● **CHALLENGE**
Images should be left out, and everything else in the listing reproduced exactly.

[Stored data]
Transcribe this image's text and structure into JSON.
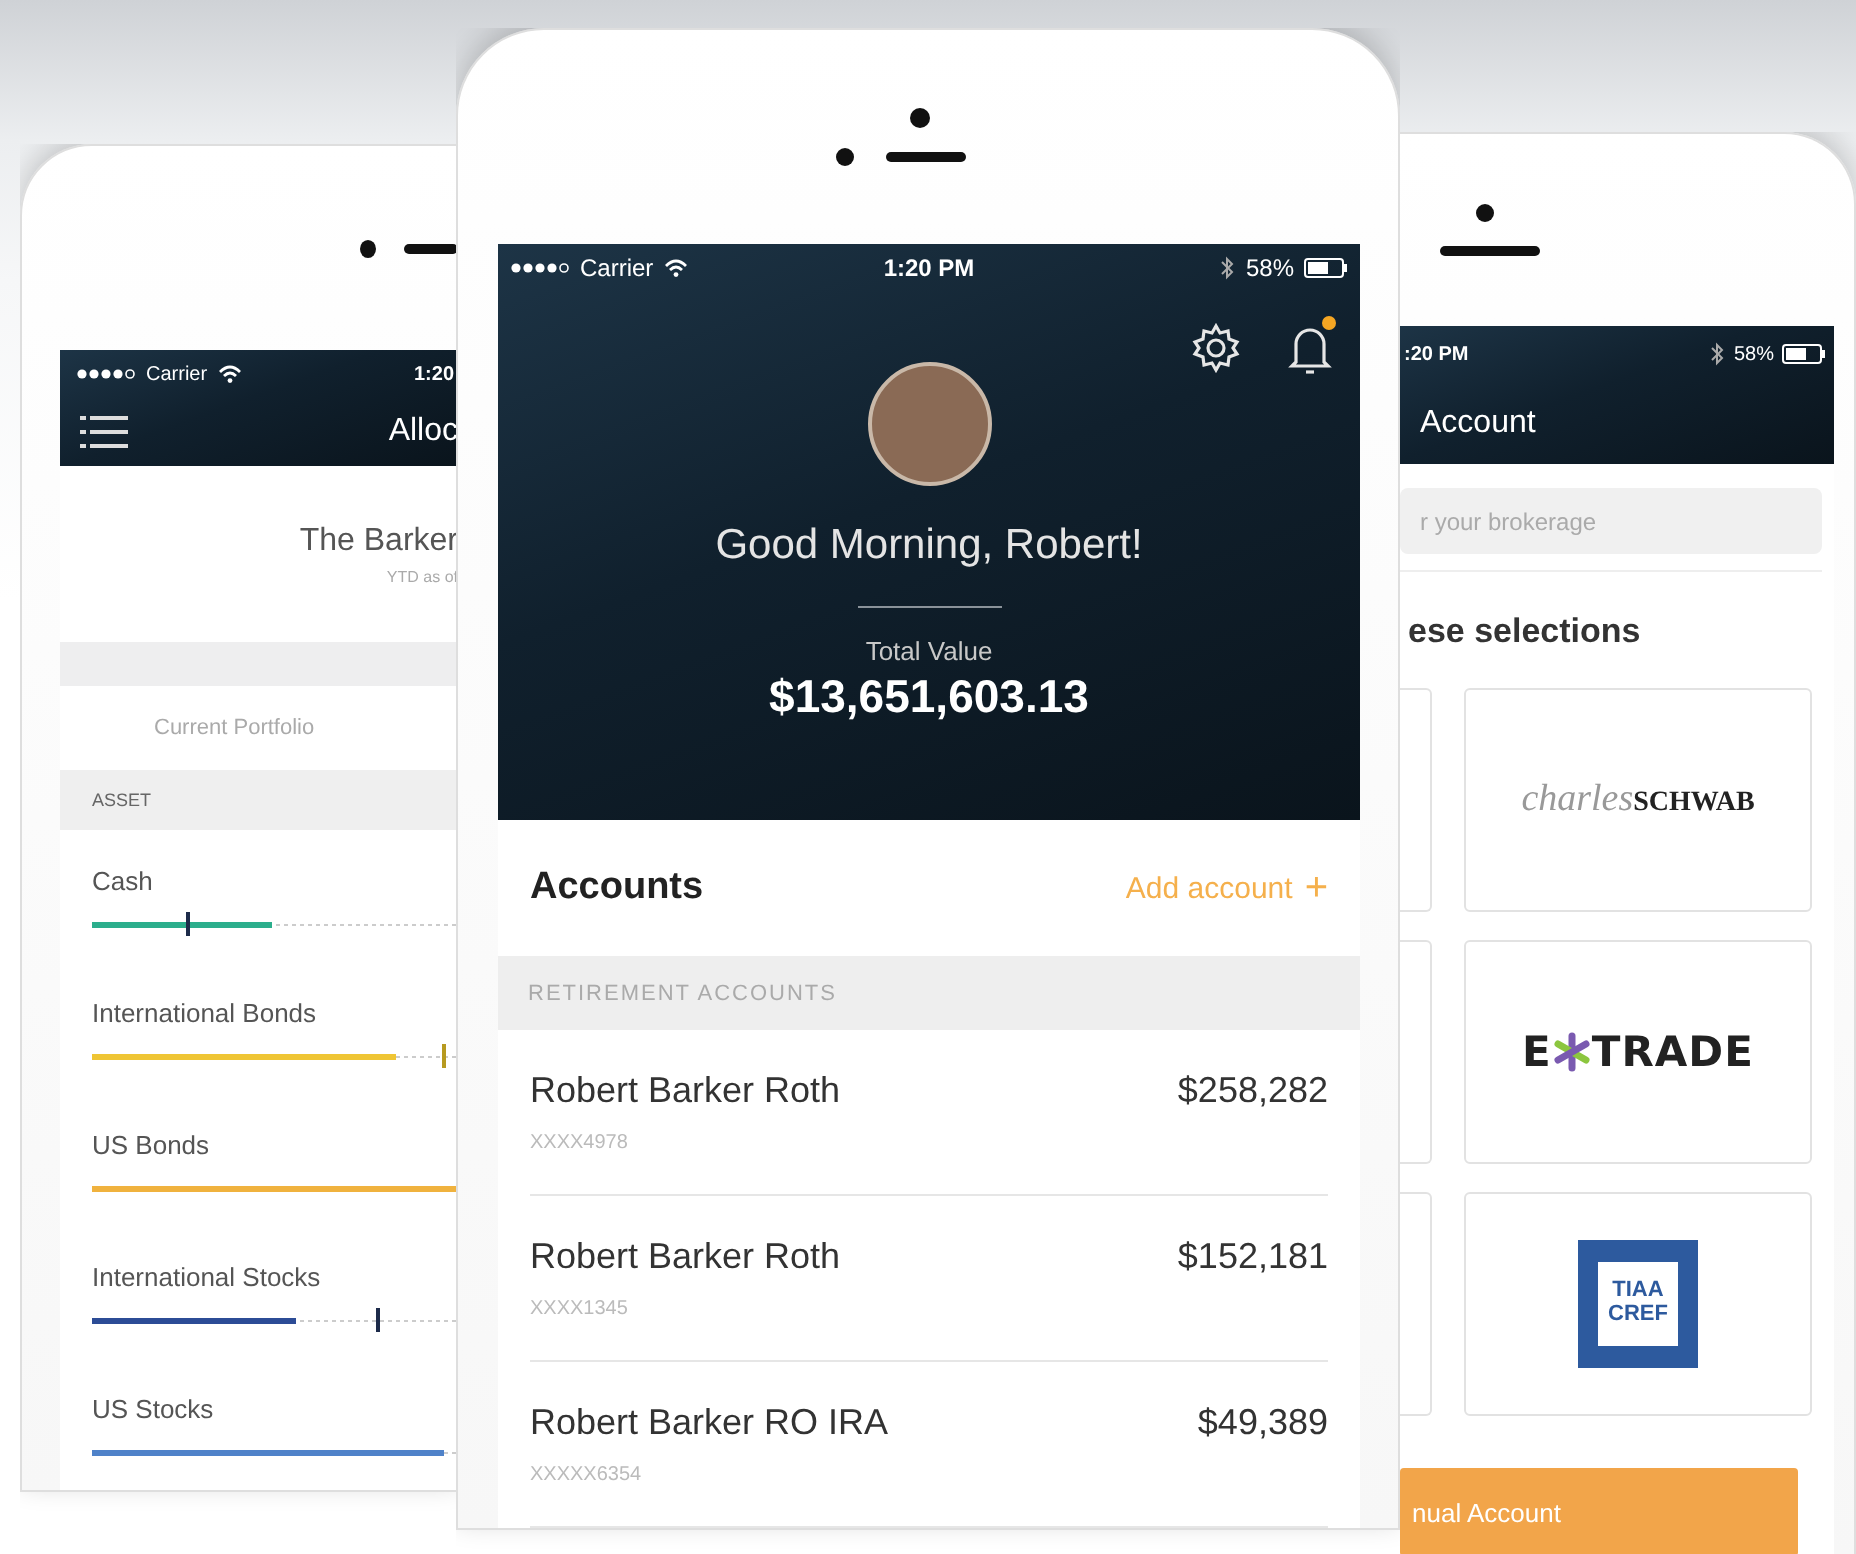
{
  "allocation_screen": {
    "status_bar": {
      "carrier": "Carrier",
      "time": "1:20"
    },
    "title": "Alloc",
    "portfolio_name": "The Barker",
    "subtitle": "YTD as of",
    "tab_label": "Current Portfolio",
    "column_header": "ASSET",
    "assets": [
      {
        "name": "Cash",
        "color": "#2bae8c",
        "level": 0.49,
        "target": {
          "level": 0.26
        }
      },
      {
        "name": "International Bonds",
        "color": "#efc534",
        "level": 0.83,
        "target": {
          "level": 0.96
        }
      },
      {
        "name": "US Bonds",
        "color": "#f0b23e",
        "level": 1.0
      },
      {
        "name": "International Stocks",
        "color": "#2c4c96",
        "level": 0.56,
        "target": {
          "level": 0.78
        }
      },
      {
        "name": "US Stocks",
        "color": "#4f82c9",
        "level": 0.96
      }
    ]
  },
  "home_screen": {
    "status_bar": {
      "carrier": "Carrier",
      "time": "1:20 PM",
      "battery": "58%"
    },
    "notifications": {
      "unread": true
    },
    "greeting": "Good Morning, Robert!",
    "total_label": "Total Value",
    "total_value": "$13,651,603.13",
    "accounts_title": "Accounts",
    "add_account": {
      "label": "Add account",
      "icon": "+"
    },
    "sections": [
      {
        "title": "RETIREMENT ACCOUNTS",
        "accounts": [
          {
            "name": "Robert Barker Roth",
            "number": "XXXX4978",
            "balance": "$258,282"
          },
          {
            "name": "Robert Barker Roth",
            "number": "XXXX1345",
            "balance": "$152,181"
          },
          {
            "name": "Robert Barker RO IRA",
            "number": "XXXXX6354",
            "balance": "$49,389"
          }
        ]
      }
    ]
  },
  "broker_screen": {
    "status_bar": {
      "time": ":20 PM",
      "battery": "58%"
    },
    "title": "Account",
    "search": {
      "placeholder": "r your brokerage"
    },
    "section_title": "ese selections",
    "brokerages": [
      {
        "kind": "schwab",
        "parts": [
          "charles",
          "SCHWAB"
        ]
      },
      {
        "kind": "etrade",
        "parts": [
          "E",
          "TRADE"
        ]
      },
      {
        "kind": "tiaa",
        "parts": [
          "TIAA",
          "CREF"
        ]
      }
    ],
    "manual_button": "nual Account"
  }
}
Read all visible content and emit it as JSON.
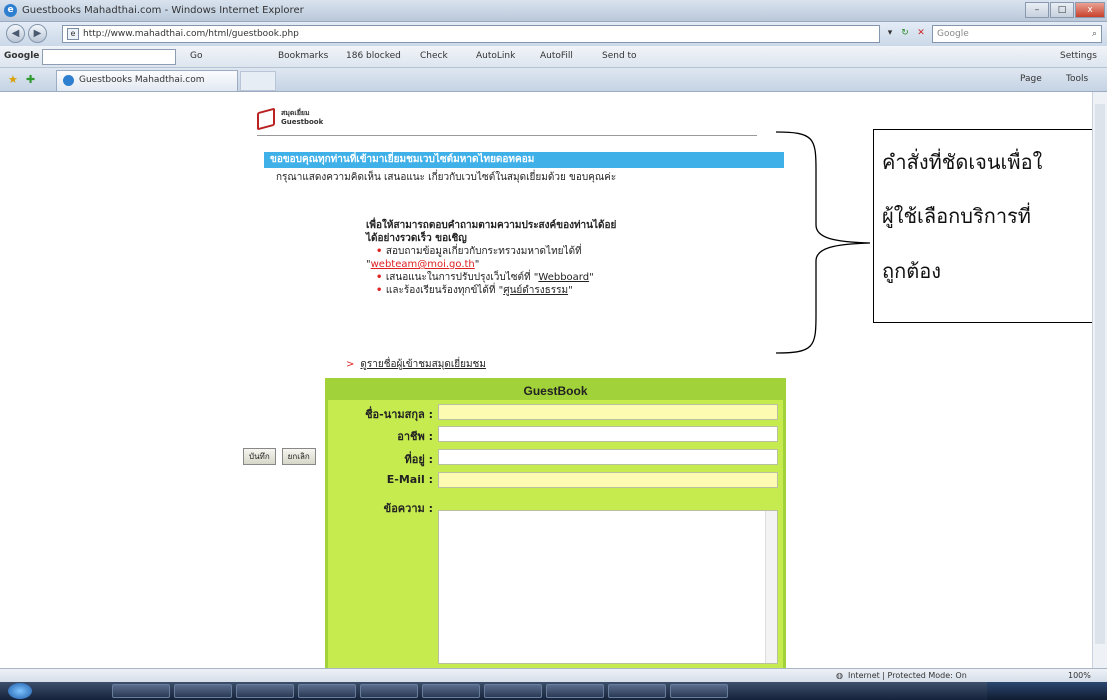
{
  "window": {
    "title": "Guestbooks Mahadthai.com - Windows Internet Explorer",
    "minimize": "–",
    "maximize": "□",
    "close": "x"
  },
  "address_bar": {
    "url": "http://www.mahadthai.com/html/guestbook.php",
    "search_placeholder": "Google"
  },
  "google_toolbar": {
    "logo": "Google",
    "go_label": "Go",
    "bookmarks": "Bookmarks",
    "blocked": "186 blocked",
    "check": "Check",
    "autolink": "AutoLink",
    "autofill": "AutoFill",
    "send_to": "Send to",
    "settings": "Settings"
  },
  "tab": {
    "label": "Guestbooks Mahadthai.com",
    "page_menu": "Page",
    "tools_menu": "Tools"
  },
  "page": {
    "logo_line1": "สมุดเยี่ยม",
    "logo_line2": "Guestbook",
    "welcome": "ขอขอบคุณทุกท่านที่เข้ามาเยี่ยมชมเวบไซต์มหาดไทยดอทคอม",
    "intro": "กรุณาแสดงความคิดเห็น เสนอแนะ เกี่ยวกับเวบไซต์ในสมุดเยี่ยมด้วย ขอบคุณค่ะ",
    "info_head1": "เพื่อให้สามารถตอบคำถามตามความประสงค์ของท่านได้อย่",
    "info_head2": "ได้อย่างรวดเร็ว ขอเชิญ",
    "item1_text": "สอบถามข้อมูลเกี่ยวกับกระทรวงมหาดไทยได้ที่",
    "item1_email": "webteam@moi.go.th",
    "item2_text": "เสนอแนะในการปรับปรุงเว็บไซต์ที่ ",
    "item2_link": "Webboard",
    "item3_text": "และร้องเรียนร้องทุกข์ได้ที่ ",
    "item3_link": "ศูนย์ดำรงธรรม",
    "view_link": "ดูรายชื่อผู้เข้าชมสมุดเยี่ยมชม"
  },
  "guestbook": {
    "title": "GuestBook",
    "name_label": "ชื่อ-นามสกุล :",
    "occupation_label": "อาชีพ :",
    "address_label": "ที่อยู่ :",
    "email_label": "E-Mail :",
    "message_label": "ข้อความ :",
    "submit_label": "บันทึก",
    "cancel_label": "ยกเลิก"
  },
  "annotation": {
    "line1": "คำสั่งที่ชัดเจนเพื่อใ",
    "line2": "ผู้ใช้เลือกบริการที่",
    "line3": "ถูกต้อง"
  },
  "status": {
    "zone": "Internet | Protected Mode: On",
    "zoom": "100%"
  }
}
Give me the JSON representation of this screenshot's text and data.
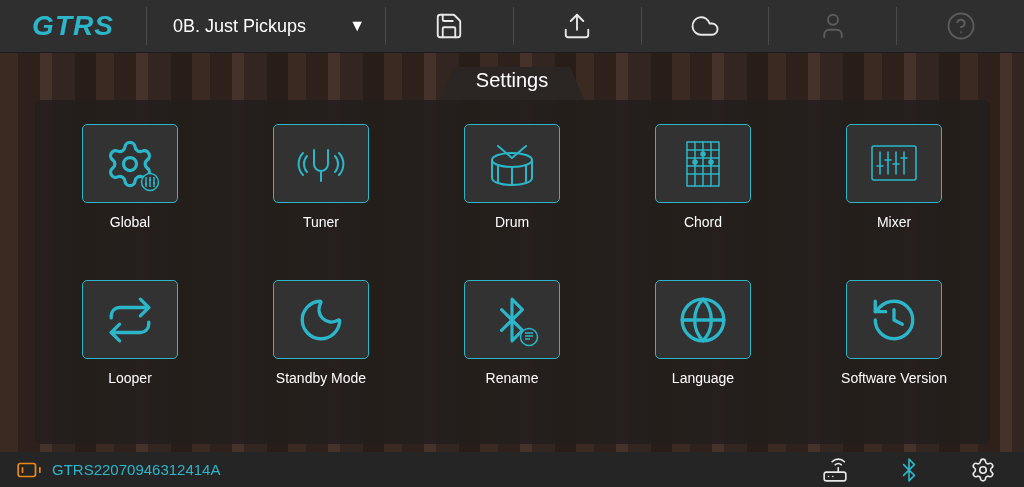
{
  "top_bar": {
    "logo": "GTRS",
    "preset": {
      "label": "0B. Just Pickups",
      "caret": "▼"
    },
    "tools": [
      {
        "disabled": false
      },
      {
        "disabled": false
      },
      {
        "disabled": false
      },
      {
        "disabled": true
      },
      {
        "disabled": true
      }
    ]
  },
  "settings": {
    "title": "Settings",
    "items": [
      {
        "label": "Global"
      },
      {
        "label": "Tuner"
      },
      {
        "label": "Drum"
      },
      {
        "label": "Chord"
      },
      {
        "label": "Mixer"
      },
      {
        "label": "Looper"
      },
      {
        "label": "Standby Mode"
      },
      {
        "label": "Rename"
      },
      {
        "label": "Language"
      },
      {
        "label": "Software Version"
      }
    ]
  },
  "status_bar": {
    "device": "GTRS22070946312414A",
    "bluetooth_on": true
  }
}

● **PROBLEM SOLUTION**
Transcribe this image's text and structure into JSON.
{
  "allocation_screen": {
    "status_bar": {
      "carrier": "Carrier",
      "time": "1:20"
    },
    "title": "Alloc",
    "portfolio_name": "The Barker",
    "subtitle": "YTD as of",
    "tab_label": "Current Portfolio",
    "column_header": "ASSET",
    "assets": [
      {
        "name": "Cash",
        "color": "#2bae8c",
        "level": 0.49,
        "target": {
          "level": 0.26
        }
      },
      {
        "name": "International Bonds",
        "color": "#efc534",
        "level": 0.83,
        "target": {
          "level": 0.96
        }
      },
      {
        "name": "US Bonds",
        "color": "#f0b23e",
        "level": 1.0
      },
      {
        "name": "International Stocks",
        "color": "#2c4c96",
        "level": 0.56,
        "target": {
          "level": 0.78
        }
      },
      {
        "name": "US Stocks",
        "color": "#4f82c9",
        "level": 0.96
      }
    ]
  },
  "home_screen": {
    "status_bar": {
      "carrier": "Carrier",
      "time": "1:20 PM",
      "battery": "58%"
    },
    "notifications": {
      "unread": true
    },
    "greeting": "Good Morning, Robert!",
    "total_label": "Total Value",
    "total_value": "$13,651,603.13",
    "accounts_title": "Accounts",
    "add_account": {
      "label": "Add account",
      "icon": "+"
    },
    "sections": [
      {
        "title": "RETIREMENT ACCOUNTS",
        "accounts": [
          {
            "name": "Robert Barker Roth",
            "number": "XXXX4978",
            "balance": "$258,282"
          },
          {
            "name": "Robert Barker Roth",
            "number": "XXXX1345",
            "balance": "$152,181"
          },
          {
            "name": "Robert Barker RO IRA",
            "number": "XXXXX6354",
            "balance": "$49,389"
          }
        ]
      }
    ]
  },
  "broker_screen": {
    "status_bar": {
      "time": ":20 PM",
      "battery": "58%"
    },
    "title": "Account",
    "search": {
      "placeholder": "r your brokerage"
    },
    "section_title": "ese selections",
    "brokerages": [
      {
        "kind": "schwab",
        "parts": [
          "charles",
          "SCHWAB"
        ]
      },
      {
        "kind": "etrade",
        "parts": [
          "E",
          "TRADE"
        ]
      },
      {
        "kind": "tiaa",
        "parts": [
          "TIAA",
          "CREF"
        ]
      }
    ],
    "manual_button": "nual Account"
  }
}
Read all visible content and emit it as JSON.
{
  "window": {
    "title": "Guestbooks Mahadthai.com - Windows Internet Explorer",
    "minimize": "–",
    "maximize": "□",
    "close": "x"
  },
  "address_bar": {
    "url": "http://www.mahadthai.com/html/guestbook.php",
    "search_placeholder": "Google"
  },
  "google_toolbar": {
    "logo": "Google",
    "go_label": "Go",
    "bookmarks": "Bookmarks",
    "blocked": "186 blocked",
    "check": "Check",
    "autolink": "AutoLink",
    "autofill": "AutoFill",
    "send_to": "Send to",
    "settings": "Settings"
  },
  "tab": {
    "label": "Guestbooks Mahadthai.com",
    "page_menu": "Page",
    "tools_menu": "Tools"
  },
  "page": {
    "logo_line1": "สมุดเยี่ยม",
    "logo_line2": "Guestbook",
    "welcome": "ขอขอบคุณทุกท่านที่เข้ามาเยี่ยมชมเวบไซต์มหาดไทยดอทคอม",
    "intro": "กรุณาแสดงความคิดเห็น เสนอแนะ เกี่ยวกับเวบไซต์ในสมุดเยี่ยมด้วย ขอบคุณค่ะ",
    "info_head1": "เพื่อให้สามารถตอบคำถามตามความประสงค์ของท่านได้อย่",
    "info_head2": "ได้อย่างรวดเร็ว ขอเชิญ",
    "item1_text": "สอบถามข้อมูลเกี่ยวกับกระทรวงมหาดไทยได้ที่",
    "item1_email": "webteam@moi.go.th",
    "item2_text": "เสนอแนะในการปรับปรุงเว็บไซต์ที่ ",
    "item2_link": "Webboard",
    "item3_text": "และร้องเรียนร้องทุกข์ได้ที่ ",
    "item3_link": "ศูนย์ดำรงธรรม",
    "view_link": "ดูรายชื่อผู้เข้าชมสมุดเยี่ยมชม"
  },
  "guestbook": {
    "title": "GuestBook",
    "name_label": "ชื่อ-นามสกุล :",
    "occupation_label": "อาชีพ :",
    "address_label": "ที่อยู่ :",
    "email_label": "E-Mail :",
    "message_label": "ข้อความ :",
    "submit_label": "บันทึก",
    "cancel_label": "ยกเลิก"
  },
  "annotation": {
    "line1": "คำสั่งที่ชัดเจนเพื่อใ",
    "line2": "ผู้ใช้เลือกบริการที่",
    "line3": "ถูกต้อง"
  },
  "status": {
    "zone": "Internet | Protected Mode: On",
    "zoom": "100%"
  }
}
Give me the JSON representation of this screenshot's text and data.
{
  "top_bar": {
    "logo": "GTRS",
    "preset": {
      "label": "0B. Just Pickups",
      "caret": "▼"
    },
    "tools": [
      {
        "disabled": false
      },
      {
        "disabled": false
      },
      {
        "disabled": false
      },
      {
        "disabled": true
      },
      {
        "disabled": true
      }
    ]
  },
  "settings": {
    "title": "Settings",
    "items": [
      {
        "label": "Global"
      },
      {
        "label": "Tuner"
      },
      {
        "label": "Drum"
      },
      {
        "label": "Chord"
      },
      {
        "label": "Mixer"
      },
      {
        "label": "Looper"
      },
      {
        "label": "Standby Mode"
      },
      {
        "label": "Rename"
      },
      {
        "label": "Language"
      },
      {
        "label": "Software Version"
      }
    ]
  },
  "status_bar": {
    "device": "GTRS22070946312414A",
    "bluetooth_on": true
  }
}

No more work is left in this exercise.